* **Stated problem**: Make an exact copy of the records, with the pictures left out.
** start of Records shown **
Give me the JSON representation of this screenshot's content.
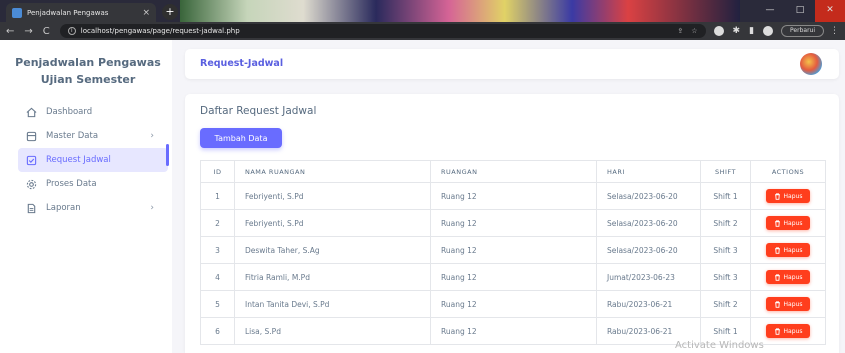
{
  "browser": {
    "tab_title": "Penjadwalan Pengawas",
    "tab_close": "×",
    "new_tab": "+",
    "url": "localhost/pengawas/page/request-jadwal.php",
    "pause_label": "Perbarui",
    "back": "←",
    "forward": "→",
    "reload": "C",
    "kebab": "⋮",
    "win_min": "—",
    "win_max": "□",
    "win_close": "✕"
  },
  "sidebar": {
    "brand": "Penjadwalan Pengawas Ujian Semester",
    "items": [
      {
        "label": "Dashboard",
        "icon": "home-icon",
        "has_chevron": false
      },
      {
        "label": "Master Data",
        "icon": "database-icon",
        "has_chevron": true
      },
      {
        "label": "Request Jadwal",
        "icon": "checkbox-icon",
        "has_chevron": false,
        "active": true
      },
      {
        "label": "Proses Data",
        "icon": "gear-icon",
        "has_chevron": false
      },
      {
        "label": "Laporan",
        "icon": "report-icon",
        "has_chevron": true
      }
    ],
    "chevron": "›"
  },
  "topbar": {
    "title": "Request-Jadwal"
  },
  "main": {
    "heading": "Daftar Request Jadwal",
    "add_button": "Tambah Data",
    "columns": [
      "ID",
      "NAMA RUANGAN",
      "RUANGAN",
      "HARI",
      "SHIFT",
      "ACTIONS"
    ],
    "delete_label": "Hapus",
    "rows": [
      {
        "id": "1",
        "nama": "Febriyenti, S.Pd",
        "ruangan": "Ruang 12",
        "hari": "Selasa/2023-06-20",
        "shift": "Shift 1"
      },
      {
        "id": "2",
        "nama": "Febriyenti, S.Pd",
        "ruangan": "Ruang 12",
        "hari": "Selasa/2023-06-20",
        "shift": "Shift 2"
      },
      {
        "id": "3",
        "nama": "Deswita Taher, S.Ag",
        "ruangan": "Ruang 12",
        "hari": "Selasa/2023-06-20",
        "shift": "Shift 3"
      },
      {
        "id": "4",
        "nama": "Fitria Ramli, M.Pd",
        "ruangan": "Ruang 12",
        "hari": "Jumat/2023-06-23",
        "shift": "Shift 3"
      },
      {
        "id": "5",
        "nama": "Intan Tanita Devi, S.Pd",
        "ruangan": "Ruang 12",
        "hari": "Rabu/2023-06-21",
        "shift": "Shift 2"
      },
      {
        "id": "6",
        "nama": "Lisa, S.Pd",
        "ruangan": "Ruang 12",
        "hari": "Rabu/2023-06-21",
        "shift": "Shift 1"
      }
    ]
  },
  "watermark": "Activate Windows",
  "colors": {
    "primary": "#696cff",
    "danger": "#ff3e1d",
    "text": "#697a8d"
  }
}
** end of Records shown **
* **Complete response**:
Give me the JSON representation of this screenshot's content.
{
  "browser": {
    "tab_title": "Penjadwalan Pengawas",
    "tab_close": "×",
    "new_tab": "+",
    "url": "localhost/pengawas/page/request-jadwal.php",
    "pause_label": "Perbarui",
    "back": "←",
    "forward": "→",
    "reload": "C",
    "kebab": "⋮",
    "win_min": "—",
    "win_max": "□",
    "win_close": "✕"
  },
  "sidebar": {
    "brand": "Penjadwalan Pengawas Ujian Semester",
    "items": [
      {
        "label": "Dashboard",
        "icon": "home-icon",
        "has_chevron": false
      },
      {
        "label": "Master Data",
        "icon": "database-icon",
        "has_chevron": true
      },
      {
        "label": "Request Jadwal",
        "icon": "checkbox-icon",
        "has_chevron": false,
        "active": true
      },
      {
        "label": "Proses Data",
        "icon": "gear-icon",
        "has_chevron": false
      },
      {
        "label": "Laporan",
        "icon": "report-icon",
        "has_chevron": true
      }
    ],
    "chevron": "›"
  },
  "topbar": {
    "title": "Request-Jadwal"
  },
  "main": {
    "heading": "Daftar Request Jadwal",
    "add_button": "Tambah Data",
    "columns": [
      "ID",
      "NAMA RUANGAN",
      "RUANGAN",
      "HARI",
      "SHIFT",
      "ACTIONS"
    ],
    "delete_label": "Hapus",
    "rows": [
      {
        "id": "1",
        "nama": "Febriyenti, S.Pd",
        "ruangan": "Ruang 12",
        "hari": "Selasa/2023-06-20",
        "shift": "Shift 1"
      },
      {
        "id": "2",
        "nama": "Febriyenti, S.Pd",
        "ruangan": "Ruang 12",
        "hari": "Selasa/2023-06-20",
        "shift": "Shift 2"
      },
      {
        "id": "3",
        "nama": "Deswita Taher, S.Ag",
        "ruangan": "Ruang 12",
        "hari": "Selasa/2023-06-20",
        "shift": "Shift 3"
      },
      {
        "id": "4",
        "nama": "Fitria Ramli, M.Pd",
        "ruangan": "Ruang 12",
        "hari": "Jumat/2023-06-23",
        "shift": "Shift 3"
      },
      {
        "id": "5",
        "nama": "Intan Tanita Devi, S.Pd",
        "ruangan": "Ruang 12",
        "hari": "Rabu/2023-06-21",
        "shift": "Shift 2"
      },
      {
        "id": "6",
        "nama": "Lisa, S.Pd",
        "ruangan": "Ruang 12",
        "hari": "Rabu/2023-06-21",
        "shift": "Shift 1"
      }
    ]
  },
  "watermark": "Activate Windows",
  "colors": {
    "primary": "#696cff",
    "danger": "#ff3e1d",
    "text": "#697a8d"
  }
}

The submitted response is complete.